**Problem details**
Print out each entry below exactly, please.

**Records supplied**
/---
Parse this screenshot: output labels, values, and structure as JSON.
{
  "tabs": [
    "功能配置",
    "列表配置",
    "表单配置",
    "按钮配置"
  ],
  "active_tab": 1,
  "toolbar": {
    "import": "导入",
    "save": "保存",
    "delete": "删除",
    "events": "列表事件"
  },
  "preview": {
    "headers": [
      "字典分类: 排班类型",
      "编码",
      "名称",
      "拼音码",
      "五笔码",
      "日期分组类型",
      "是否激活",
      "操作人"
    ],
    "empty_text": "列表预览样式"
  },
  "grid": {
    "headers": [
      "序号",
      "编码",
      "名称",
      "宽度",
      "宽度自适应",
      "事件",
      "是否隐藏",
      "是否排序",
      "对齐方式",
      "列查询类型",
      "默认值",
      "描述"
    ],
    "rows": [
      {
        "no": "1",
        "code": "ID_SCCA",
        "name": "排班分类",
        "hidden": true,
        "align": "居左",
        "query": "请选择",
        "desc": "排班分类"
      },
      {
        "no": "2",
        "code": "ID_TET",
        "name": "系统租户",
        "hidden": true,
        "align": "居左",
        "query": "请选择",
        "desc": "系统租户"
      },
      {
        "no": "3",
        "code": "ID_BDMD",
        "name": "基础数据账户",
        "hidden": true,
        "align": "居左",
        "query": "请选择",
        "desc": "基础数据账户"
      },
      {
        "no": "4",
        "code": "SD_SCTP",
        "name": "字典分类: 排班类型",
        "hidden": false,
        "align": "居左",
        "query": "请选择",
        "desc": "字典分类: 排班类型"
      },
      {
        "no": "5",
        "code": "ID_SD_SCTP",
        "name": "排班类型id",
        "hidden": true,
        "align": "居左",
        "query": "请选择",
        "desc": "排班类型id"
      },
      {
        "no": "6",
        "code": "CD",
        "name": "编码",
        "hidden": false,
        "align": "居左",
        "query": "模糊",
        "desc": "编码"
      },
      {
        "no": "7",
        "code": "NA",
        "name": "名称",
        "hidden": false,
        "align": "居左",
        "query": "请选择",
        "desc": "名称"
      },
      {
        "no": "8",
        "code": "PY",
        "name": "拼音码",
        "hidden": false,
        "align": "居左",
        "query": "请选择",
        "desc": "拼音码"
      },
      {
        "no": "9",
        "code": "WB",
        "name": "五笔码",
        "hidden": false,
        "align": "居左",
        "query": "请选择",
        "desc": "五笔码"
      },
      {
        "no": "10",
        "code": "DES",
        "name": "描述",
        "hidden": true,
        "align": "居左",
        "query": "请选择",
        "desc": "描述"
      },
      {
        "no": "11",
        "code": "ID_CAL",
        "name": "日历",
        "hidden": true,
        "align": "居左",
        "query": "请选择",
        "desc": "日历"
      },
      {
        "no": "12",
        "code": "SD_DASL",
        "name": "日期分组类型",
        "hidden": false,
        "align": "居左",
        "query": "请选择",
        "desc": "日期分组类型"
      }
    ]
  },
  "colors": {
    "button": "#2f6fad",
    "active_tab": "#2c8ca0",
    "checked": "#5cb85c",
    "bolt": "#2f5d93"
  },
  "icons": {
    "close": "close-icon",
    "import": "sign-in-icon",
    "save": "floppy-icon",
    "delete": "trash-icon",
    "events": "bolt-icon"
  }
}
\---
**Task output**
Parse this screenshot: output labels, values, and structure as JSON.
{
  "tabs": [
    "功能配置",
    "列表配置",
    "表单配置",
    "按钮配置"
  ],
  "active_tab": 1,
  "toolbar": {
    "import": "导入",
    "save": "保存",
    "delete": "删除",
    "events": "列表事件"
  },
  "preview": {
    "headers": [
      "字典分类: 排班类型",
      "编码",
      "名称",
      "拼音码",
      "五笔码",
      "日期分组类型",
      "是否激活",
      "操作人"
    ],
    "empty_text": "列表预览样式"
  },
  "grid": {
    "headers": [
      "序号",
      "编码",
      "名称",
      "宽度",
      "宽度自适应",
      "事件",
      "是否隐藏",
      "是否排序",
      "对齐方式",
      "列查询类型",
      "默认值",
      "描述"
    ],
    "rows": [
      {
        "no": "1",
        "code": "ID_SCCA",
        "name": "排班分类",
        "hidden": true,
        "align": "居左",
        "query": "请选择",
        "desc": "排班分类"
      },
      {
        "no": "2",
        "code": "ID_TET",
        "name": "系统租户",
        "hidden": true,
        "align": "居左",
        "query": "请选择",
        "desc": "系统租户"
      },
      {
        "no": "3",
        "code": "ID_BDMD",
        "name": "基础数据账户",
        "hidden": true,
        "align": "居左",
        "query": "请选择",
        "desc": "基础数据账户"
      },
      {
        "no": "4",
        "code": "SD_SCTP",
        "name": "字典分类: 排班类型",
        "hidden": false,
        "align": "居左",
        "query": "请选择",
        "desc": "字典分类: 排班类型"
      },
      {
        "no": "5",
        "code": "ID_SD_SCTP",
        "name": "排班类型id",
        "hidden": true,
        "align": "居左",
        "query": "请选择",
        "desc": "排班类型id"
      },
      {
        "no": "6",
        "code": "CD",
        "name": "编码",
        "hidden": false,
        "align": "居左",
        "query": "模糊",
        "desc": "编码"
      },
      {
        "no": "7",
        "code": "NA",
        "name": "名称",
        "hidden": false,
        "align": "居左",
        "query": "请选择",
        "desc": "名称"
      },
      {
        "no": "8",
        "code": "PY",
        "name": "拼音码",
        "hidden": false,
        "align": "居左",
        "query": "请选择",
        "desc": "拼音码"
      },
      {
        "no": "9",
        "code": "WB",
        "name": "五笔码",
        "hidden": false,
        "align": "居左",
        "query": "请选择",
        "desc": "五笔码"
      },
      {
        "no": "10",
        "code": "DES",
        "name": "描述",
        "hidden": true,
        "align": "居左",
        "query": "请选择",
        "desc": "描述"
      },
      {
        "no": "11",
        "code": "ID_CAL",
        "name": "日历",
        "hidden": true,
        "align": "居左",
        "query": "请选择",
        "desc": "日历"
      },
      {
        "no": "12",
        "code": "SD_DASL",
        "name": "日期分组类型",
        "hidden": false,
        "align": "居左",
        "query": "请选择",
        "desc": "日期分组类型"
      }
    ]
  },
  "colors": {
    "button": "#2f6fad",
    "active_tab": "#2c8ca0",
    "checked": "#5cb85c",
    "bolt": "#2f5d93"
  },
  "icons": {
    "close": "close-icon",
    "import": "sign-in-icon",
    "save": "floppy-icon",
    "delete": "trash-icon",
    "events": "bolt-icon"
  }
}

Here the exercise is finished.